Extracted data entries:

◆ ◆ ◆ ◆ ◆ ◆ ◆

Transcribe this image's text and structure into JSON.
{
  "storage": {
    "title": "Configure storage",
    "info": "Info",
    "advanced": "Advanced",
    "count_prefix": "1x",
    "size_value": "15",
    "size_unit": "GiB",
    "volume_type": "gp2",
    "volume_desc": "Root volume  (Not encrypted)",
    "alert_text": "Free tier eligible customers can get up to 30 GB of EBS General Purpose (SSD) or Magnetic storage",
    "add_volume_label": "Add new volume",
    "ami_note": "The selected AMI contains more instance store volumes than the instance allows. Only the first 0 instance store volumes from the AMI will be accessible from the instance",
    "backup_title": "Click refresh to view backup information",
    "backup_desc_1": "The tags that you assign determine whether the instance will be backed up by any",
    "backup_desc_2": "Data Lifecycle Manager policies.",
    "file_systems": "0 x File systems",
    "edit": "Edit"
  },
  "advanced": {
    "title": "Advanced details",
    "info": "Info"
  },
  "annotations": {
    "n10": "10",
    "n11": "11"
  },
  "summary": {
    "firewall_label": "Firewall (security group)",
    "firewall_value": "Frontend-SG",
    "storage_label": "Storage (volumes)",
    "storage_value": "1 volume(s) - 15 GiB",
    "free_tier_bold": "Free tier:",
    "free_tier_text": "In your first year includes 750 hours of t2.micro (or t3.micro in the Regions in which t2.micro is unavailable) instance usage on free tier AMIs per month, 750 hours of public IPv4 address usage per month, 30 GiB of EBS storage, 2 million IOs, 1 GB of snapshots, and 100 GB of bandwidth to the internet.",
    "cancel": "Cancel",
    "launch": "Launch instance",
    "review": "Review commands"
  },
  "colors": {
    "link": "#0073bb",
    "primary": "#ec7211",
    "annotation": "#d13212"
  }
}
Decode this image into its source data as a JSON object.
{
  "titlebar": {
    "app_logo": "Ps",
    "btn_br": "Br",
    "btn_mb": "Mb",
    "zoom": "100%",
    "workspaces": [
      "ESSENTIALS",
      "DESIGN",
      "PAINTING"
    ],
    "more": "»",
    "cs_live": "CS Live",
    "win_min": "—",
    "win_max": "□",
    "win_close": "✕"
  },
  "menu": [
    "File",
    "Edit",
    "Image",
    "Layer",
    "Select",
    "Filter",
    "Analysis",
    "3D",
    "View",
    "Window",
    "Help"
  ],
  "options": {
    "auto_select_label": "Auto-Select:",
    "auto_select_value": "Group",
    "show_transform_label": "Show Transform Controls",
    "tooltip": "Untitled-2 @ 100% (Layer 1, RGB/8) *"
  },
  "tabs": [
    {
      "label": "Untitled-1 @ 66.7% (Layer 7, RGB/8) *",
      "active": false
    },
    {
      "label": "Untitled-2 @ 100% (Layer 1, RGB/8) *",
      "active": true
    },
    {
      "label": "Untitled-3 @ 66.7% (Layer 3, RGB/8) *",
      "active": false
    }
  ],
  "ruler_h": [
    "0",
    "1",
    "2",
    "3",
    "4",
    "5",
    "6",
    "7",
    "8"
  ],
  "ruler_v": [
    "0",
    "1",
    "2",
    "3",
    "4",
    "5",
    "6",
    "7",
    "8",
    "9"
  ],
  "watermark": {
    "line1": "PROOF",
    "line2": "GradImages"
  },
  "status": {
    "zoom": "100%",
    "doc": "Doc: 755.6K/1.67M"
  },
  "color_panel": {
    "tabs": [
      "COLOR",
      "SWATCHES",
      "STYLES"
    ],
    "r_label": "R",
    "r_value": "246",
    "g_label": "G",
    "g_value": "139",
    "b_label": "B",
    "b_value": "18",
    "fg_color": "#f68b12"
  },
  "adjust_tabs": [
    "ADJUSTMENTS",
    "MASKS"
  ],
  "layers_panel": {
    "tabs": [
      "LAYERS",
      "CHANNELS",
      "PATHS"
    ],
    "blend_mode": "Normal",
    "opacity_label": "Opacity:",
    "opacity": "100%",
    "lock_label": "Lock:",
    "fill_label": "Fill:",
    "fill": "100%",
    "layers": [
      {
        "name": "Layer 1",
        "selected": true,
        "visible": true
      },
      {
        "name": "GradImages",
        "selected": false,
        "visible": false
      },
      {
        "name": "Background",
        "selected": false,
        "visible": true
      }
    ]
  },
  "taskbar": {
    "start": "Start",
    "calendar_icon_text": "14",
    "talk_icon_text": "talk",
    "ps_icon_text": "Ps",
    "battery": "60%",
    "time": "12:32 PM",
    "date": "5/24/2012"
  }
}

◆ ◆ ◆ ◆ ◆ ◆ ◆

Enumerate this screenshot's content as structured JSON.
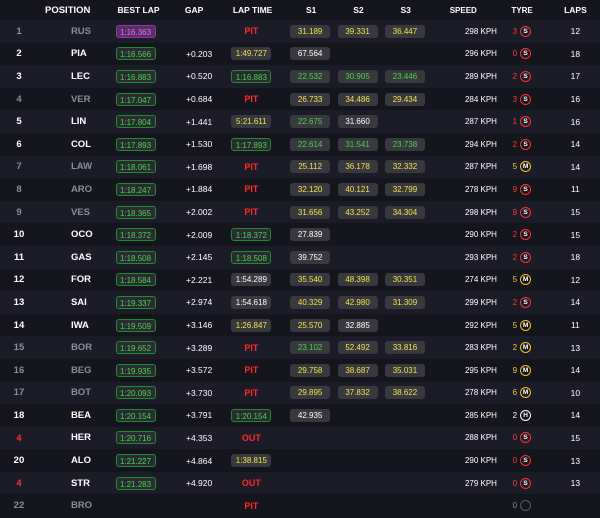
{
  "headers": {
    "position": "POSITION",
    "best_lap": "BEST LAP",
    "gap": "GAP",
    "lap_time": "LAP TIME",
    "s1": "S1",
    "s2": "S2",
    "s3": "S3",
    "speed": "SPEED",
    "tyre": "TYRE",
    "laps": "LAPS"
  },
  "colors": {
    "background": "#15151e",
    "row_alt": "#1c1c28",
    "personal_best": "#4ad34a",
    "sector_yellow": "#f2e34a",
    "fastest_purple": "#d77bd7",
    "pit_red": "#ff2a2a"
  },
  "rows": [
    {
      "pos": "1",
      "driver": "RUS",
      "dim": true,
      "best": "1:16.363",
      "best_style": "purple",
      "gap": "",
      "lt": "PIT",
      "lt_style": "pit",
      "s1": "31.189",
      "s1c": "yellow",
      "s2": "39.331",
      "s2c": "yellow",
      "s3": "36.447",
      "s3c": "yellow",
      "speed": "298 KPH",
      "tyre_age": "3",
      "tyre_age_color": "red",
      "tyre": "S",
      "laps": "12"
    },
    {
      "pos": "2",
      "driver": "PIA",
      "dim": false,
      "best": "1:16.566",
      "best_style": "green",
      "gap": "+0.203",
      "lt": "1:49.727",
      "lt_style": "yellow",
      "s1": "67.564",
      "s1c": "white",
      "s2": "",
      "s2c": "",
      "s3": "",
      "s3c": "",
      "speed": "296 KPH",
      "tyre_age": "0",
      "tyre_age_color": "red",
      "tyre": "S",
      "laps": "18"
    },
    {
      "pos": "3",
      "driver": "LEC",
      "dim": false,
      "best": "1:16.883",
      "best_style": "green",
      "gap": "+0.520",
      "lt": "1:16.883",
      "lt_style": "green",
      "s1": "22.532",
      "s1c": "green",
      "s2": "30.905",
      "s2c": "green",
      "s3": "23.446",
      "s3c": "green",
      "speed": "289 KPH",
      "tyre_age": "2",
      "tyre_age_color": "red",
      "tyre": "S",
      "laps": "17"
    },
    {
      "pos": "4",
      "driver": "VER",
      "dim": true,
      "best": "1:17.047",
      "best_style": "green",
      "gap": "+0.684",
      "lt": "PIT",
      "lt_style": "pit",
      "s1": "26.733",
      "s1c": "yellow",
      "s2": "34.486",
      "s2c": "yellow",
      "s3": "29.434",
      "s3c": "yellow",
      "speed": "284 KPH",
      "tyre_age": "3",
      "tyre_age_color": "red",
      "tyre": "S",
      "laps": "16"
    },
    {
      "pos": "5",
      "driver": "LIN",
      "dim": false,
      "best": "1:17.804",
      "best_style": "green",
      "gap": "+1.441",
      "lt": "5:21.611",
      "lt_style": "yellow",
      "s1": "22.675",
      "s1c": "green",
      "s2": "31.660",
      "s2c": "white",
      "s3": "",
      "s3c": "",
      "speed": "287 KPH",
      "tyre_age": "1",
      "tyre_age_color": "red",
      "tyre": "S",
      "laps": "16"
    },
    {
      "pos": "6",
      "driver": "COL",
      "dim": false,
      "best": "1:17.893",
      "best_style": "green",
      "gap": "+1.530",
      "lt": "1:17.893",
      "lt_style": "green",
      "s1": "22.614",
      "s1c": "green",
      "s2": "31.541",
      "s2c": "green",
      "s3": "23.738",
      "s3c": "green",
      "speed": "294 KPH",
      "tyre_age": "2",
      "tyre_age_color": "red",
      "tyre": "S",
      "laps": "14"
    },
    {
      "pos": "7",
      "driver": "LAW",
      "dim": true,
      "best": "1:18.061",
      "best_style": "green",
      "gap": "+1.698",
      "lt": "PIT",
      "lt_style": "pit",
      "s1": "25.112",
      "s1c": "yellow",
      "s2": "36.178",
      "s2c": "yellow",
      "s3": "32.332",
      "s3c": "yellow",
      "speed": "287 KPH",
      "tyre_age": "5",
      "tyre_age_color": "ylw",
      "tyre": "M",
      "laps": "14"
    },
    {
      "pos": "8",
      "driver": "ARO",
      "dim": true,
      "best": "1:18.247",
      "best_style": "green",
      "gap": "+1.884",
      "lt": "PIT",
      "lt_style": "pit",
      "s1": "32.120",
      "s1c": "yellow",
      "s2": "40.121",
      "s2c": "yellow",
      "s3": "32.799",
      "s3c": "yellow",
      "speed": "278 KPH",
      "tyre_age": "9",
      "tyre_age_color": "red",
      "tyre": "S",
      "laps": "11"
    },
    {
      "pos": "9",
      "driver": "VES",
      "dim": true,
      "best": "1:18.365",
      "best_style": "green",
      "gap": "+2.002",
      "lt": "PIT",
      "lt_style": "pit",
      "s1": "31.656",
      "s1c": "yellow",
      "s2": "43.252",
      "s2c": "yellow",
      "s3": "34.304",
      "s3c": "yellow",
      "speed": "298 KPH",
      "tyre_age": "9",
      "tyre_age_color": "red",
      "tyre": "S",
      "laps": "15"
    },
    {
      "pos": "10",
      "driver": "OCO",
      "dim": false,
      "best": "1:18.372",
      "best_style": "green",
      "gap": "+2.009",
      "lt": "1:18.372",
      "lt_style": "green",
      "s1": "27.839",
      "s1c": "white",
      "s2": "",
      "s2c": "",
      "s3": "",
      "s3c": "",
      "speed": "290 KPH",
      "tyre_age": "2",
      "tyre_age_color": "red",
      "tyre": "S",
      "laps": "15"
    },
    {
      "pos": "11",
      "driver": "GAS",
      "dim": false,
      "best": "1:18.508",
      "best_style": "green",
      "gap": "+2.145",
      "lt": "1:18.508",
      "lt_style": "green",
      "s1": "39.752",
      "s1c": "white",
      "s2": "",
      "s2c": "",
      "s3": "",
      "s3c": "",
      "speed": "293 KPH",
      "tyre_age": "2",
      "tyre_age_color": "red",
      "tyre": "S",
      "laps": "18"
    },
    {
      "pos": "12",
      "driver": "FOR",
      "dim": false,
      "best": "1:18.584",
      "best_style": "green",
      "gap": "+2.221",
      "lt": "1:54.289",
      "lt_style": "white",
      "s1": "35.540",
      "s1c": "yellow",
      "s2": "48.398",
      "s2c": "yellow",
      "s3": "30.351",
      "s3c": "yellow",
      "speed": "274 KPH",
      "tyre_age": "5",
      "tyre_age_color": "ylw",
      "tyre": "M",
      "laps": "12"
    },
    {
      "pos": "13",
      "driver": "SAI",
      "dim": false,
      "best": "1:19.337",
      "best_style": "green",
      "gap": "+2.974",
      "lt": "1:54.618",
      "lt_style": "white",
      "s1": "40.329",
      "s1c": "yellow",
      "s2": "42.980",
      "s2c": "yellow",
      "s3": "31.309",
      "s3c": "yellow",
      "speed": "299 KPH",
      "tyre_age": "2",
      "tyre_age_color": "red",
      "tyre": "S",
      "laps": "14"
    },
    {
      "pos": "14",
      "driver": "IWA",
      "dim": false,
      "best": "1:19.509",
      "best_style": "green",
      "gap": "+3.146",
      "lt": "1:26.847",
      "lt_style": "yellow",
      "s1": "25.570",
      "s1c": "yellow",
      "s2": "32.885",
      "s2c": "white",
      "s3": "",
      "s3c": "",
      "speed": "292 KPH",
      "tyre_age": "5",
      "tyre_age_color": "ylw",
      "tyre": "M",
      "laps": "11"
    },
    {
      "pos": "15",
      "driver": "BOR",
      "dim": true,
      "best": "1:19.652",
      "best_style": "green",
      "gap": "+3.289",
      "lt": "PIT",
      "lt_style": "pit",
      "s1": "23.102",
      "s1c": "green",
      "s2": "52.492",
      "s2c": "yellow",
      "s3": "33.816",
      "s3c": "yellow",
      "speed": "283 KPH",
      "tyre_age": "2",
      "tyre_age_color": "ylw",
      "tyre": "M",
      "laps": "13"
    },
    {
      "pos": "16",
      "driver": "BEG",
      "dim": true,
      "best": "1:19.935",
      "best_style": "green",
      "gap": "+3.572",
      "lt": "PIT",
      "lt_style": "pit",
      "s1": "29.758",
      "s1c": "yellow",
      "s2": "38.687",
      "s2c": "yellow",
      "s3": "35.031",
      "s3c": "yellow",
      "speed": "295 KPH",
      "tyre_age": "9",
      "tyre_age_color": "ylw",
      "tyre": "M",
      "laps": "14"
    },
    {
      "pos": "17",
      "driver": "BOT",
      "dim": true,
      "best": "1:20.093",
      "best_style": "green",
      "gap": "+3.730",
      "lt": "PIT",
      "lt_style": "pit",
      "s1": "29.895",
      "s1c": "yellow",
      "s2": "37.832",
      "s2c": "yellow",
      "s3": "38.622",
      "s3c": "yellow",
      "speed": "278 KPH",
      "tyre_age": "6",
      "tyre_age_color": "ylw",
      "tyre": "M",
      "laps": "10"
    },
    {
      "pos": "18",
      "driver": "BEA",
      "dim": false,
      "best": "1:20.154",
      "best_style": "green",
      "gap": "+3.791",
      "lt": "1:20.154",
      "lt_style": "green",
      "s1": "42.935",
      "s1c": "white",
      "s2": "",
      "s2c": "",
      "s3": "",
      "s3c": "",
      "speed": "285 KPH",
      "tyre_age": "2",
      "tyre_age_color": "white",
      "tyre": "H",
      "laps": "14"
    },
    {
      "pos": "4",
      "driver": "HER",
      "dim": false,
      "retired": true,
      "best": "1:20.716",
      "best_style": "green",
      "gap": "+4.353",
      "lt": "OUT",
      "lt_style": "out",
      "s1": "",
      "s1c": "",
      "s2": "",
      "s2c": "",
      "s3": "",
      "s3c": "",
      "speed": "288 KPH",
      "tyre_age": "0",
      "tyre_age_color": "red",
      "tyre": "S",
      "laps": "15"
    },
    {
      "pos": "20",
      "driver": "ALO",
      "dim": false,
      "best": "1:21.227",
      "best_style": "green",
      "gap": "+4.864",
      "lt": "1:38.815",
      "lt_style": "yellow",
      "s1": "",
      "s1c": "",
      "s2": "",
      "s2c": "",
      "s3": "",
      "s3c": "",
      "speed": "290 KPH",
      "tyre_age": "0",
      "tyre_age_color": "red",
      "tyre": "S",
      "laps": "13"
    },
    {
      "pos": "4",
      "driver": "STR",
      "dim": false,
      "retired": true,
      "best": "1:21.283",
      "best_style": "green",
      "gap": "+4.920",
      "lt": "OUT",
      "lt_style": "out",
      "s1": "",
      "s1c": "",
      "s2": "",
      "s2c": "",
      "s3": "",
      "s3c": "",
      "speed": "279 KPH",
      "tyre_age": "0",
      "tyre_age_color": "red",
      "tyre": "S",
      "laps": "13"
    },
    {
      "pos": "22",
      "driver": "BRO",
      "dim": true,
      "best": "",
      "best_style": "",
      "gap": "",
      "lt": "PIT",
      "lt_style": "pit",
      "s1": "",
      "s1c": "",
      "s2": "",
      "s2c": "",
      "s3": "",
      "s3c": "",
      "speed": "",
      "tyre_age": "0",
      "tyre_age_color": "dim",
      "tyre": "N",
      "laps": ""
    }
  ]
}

◆ ◆ ◆ ◆ ◆ ◆ ◆

DESCRIPTION OF THE TASK: Go through the records. Copy each line where "this" appears.

FULL ANSWER:
Transcribe this image's text and structure into JSON.
Decode this image into its source data as a JSON object.
Enumerate this screenshot's content as structured JSON.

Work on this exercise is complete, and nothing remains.